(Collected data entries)
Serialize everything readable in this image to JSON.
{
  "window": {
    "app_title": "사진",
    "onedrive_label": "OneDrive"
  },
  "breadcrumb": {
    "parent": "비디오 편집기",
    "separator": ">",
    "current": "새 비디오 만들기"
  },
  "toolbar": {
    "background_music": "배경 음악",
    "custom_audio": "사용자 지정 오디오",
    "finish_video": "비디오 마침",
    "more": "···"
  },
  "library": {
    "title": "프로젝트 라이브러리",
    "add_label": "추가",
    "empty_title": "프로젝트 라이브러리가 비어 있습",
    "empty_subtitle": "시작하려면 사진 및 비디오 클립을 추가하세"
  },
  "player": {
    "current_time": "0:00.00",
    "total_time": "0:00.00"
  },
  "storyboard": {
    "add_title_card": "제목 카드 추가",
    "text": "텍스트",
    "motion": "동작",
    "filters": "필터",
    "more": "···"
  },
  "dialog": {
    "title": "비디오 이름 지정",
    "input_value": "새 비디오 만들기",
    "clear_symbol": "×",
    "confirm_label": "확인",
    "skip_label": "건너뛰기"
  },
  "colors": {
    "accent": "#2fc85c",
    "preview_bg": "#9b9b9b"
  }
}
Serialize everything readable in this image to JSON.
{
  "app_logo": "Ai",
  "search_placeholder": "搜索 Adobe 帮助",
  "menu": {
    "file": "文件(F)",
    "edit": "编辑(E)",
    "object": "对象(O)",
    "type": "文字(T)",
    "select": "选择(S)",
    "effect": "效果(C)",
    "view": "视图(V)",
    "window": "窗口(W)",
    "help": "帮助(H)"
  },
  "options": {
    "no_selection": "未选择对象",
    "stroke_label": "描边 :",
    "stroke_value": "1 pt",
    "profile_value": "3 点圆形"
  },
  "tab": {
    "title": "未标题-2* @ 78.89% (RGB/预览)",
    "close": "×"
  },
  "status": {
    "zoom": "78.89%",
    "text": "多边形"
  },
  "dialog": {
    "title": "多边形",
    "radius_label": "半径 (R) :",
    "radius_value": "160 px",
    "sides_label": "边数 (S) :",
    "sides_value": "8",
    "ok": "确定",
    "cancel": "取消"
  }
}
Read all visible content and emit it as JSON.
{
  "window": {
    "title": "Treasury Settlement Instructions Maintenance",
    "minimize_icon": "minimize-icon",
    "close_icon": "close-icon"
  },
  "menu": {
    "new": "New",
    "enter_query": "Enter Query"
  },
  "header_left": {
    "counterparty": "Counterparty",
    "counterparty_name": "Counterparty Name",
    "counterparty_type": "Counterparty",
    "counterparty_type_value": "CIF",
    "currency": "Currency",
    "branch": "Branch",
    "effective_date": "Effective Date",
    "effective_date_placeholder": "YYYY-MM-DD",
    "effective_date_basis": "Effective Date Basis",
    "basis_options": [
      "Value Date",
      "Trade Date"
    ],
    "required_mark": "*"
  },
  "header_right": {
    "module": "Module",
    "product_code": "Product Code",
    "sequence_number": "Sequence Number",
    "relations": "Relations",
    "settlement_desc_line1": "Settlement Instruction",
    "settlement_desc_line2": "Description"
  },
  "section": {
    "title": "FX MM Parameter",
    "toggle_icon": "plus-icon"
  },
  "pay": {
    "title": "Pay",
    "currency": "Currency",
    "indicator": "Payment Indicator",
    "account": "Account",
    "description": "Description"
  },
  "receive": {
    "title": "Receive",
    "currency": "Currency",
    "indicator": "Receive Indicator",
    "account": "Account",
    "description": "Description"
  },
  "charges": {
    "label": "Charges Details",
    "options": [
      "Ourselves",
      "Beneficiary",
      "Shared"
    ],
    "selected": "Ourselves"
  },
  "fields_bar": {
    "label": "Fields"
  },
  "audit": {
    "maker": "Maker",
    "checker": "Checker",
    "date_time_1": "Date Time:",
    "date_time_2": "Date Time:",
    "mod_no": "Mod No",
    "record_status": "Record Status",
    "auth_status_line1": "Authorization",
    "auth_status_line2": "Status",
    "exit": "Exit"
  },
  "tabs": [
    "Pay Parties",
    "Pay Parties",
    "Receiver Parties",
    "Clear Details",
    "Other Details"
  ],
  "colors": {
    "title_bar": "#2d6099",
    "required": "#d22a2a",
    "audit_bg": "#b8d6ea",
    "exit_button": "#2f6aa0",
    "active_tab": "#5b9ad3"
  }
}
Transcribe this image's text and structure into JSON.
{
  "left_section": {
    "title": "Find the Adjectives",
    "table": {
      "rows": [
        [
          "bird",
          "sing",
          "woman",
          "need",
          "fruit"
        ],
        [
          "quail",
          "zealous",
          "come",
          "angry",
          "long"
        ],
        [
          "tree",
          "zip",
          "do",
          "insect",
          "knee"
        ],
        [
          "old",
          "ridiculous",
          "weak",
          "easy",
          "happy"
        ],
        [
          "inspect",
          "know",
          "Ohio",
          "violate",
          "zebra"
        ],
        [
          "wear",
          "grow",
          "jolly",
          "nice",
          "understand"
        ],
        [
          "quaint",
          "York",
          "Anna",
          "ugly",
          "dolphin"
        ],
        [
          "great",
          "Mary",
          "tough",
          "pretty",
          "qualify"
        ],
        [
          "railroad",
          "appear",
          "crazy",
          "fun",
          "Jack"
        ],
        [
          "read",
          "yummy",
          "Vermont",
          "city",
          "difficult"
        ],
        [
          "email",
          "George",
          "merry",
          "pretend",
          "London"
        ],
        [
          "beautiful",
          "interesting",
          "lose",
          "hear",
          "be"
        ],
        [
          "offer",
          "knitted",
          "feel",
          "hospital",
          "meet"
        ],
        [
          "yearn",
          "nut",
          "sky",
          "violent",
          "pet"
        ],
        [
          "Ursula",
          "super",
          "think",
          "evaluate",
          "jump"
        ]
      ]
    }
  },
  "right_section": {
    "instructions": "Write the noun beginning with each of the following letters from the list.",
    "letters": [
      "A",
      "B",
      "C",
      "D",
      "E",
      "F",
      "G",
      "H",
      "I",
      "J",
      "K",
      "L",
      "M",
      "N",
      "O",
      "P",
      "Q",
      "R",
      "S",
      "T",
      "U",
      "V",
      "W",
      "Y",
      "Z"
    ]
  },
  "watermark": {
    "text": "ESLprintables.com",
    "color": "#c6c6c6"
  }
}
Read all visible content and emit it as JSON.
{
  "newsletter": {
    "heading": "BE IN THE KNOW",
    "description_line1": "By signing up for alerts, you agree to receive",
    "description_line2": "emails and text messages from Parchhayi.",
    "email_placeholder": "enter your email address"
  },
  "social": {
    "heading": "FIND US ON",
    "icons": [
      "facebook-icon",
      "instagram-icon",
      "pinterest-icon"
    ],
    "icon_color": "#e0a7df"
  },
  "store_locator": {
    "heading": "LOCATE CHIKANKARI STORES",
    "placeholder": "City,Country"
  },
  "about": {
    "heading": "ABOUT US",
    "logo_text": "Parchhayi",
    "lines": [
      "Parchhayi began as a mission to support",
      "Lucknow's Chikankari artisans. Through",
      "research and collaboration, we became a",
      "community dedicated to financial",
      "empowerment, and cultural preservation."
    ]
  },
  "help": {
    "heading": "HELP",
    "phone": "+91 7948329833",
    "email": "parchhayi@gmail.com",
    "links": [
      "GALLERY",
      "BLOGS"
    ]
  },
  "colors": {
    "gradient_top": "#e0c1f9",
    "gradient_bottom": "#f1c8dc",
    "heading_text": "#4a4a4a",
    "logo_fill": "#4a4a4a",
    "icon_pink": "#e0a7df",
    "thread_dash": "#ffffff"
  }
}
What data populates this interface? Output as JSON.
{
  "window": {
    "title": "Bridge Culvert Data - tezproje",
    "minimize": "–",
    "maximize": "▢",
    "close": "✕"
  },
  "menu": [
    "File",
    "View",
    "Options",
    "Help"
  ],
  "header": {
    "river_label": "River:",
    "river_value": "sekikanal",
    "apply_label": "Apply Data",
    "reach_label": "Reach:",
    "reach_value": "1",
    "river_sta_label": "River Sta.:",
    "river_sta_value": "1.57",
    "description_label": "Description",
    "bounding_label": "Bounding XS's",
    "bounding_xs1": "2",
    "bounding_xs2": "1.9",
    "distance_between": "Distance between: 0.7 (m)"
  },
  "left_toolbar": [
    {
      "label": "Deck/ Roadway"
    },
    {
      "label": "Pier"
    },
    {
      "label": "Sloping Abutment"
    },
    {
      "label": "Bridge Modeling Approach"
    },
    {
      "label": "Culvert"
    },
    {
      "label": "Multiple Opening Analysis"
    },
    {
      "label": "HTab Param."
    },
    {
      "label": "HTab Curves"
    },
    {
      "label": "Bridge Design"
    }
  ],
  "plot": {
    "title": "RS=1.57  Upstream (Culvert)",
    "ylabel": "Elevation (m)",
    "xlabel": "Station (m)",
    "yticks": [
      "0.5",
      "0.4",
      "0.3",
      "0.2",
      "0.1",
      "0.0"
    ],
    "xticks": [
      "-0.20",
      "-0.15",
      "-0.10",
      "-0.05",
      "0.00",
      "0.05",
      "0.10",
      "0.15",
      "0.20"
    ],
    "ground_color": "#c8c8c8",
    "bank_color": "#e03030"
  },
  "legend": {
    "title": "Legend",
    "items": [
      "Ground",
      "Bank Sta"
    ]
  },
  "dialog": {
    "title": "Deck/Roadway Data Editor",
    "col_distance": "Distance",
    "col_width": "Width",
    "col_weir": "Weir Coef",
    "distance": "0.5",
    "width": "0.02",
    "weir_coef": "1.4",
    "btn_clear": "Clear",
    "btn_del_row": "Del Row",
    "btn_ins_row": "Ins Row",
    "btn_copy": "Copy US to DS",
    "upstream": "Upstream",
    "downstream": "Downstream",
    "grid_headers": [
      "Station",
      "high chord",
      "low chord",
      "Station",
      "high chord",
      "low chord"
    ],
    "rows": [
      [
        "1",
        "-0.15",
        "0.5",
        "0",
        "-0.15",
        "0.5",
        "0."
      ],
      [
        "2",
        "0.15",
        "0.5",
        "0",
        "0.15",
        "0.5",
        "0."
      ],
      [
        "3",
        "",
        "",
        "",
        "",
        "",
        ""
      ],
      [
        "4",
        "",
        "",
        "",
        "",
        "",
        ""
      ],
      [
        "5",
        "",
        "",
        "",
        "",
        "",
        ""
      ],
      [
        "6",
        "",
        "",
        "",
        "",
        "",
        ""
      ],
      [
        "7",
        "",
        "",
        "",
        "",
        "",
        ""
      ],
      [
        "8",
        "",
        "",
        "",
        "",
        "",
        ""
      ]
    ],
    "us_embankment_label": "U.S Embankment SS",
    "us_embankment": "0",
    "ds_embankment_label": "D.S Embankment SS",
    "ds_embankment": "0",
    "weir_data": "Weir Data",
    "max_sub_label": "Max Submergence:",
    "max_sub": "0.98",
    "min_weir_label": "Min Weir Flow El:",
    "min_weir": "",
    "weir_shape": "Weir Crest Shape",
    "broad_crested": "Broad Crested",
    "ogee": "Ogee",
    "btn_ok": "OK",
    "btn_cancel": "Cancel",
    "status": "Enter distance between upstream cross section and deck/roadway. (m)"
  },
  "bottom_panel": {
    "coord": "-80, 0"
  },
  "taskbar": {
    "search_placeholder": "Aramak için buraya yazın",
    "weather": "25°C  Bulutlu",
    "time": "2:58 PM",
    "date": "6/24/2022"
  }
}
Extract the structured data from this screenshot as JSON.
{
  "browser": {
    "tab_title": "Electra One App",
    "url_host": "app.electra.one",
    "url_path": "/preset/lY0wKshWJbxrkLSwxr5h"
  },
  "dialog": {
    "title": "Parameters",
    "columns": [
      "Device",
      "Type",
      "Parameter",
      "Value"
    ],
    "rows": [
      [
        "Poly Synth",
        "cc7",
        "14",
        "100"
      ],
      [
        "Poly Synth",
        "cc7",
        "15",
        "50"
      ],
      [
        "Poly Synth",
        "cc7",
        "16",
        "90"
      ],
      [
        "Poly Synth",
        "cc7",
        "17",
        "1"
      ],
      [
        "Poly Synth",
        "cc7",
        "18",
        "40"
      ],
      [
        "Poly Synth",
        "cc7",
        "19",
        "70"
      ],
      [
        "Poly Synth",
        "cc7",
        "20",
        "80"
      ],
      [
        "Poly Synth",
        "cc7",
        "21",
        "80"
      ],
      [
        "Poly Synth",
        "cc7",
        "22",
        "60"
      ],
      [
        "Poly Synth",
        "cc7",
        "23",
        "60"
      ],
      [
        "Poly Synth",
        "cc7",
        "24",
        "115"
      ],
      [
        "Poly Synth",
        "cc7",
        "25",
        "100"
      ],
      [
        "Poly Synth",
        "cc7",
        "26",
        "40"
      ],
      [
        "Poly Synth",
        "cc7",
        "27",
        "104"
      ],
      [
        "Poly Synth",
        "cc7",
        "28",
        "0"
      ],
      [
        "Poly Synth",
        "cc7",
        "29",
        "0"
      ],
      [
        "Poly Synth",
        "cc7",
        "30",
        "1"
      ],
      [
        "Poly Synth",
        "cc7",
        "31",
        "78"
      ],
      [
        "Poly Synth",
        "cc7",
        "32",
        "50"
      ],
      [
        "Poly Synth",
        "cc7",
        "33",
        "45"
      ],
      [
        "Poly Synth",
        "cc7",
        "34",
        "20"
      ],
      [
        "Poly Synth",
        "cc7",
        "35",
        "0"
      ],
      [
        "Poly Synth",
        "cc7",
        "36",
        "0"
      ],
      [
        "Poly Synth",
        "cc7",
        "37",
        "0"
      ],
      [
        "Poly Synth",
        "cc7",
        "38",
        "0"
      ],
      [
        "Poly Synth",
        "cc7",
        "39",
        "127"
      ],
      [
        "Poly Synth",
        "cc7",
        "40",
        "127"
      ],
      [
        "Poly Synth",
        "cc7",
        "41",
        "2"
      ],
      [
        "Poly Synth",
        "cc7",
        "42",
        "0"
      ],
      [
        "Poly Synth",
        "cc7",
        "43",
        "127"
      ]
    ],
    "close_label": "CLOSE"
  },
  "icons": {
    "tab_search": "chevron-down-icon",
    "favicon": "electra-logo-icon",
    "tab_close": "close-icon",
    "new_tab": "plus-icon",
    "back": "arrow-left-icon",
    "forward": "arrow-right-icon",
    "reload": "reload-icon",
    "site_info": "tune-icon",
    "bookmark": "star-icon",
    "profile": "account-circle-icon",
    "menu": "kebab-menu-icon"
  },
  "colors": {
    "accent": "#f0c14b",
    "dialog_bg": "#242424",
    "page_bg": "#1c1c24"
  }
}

Instructions to follow: Pull out every line containing "JSON".

Task output:
Serialize everything readable in this image to JSON.
Serialize everything readable in this image to JSON.
Read all visible content and emit it as JSON.
Transcribe this image's text and structure into JSON.
Read all visible content and emit it as JSON.
What data populates this interface? Output as JSON.
Extract the structured data from this screenshot as JSON.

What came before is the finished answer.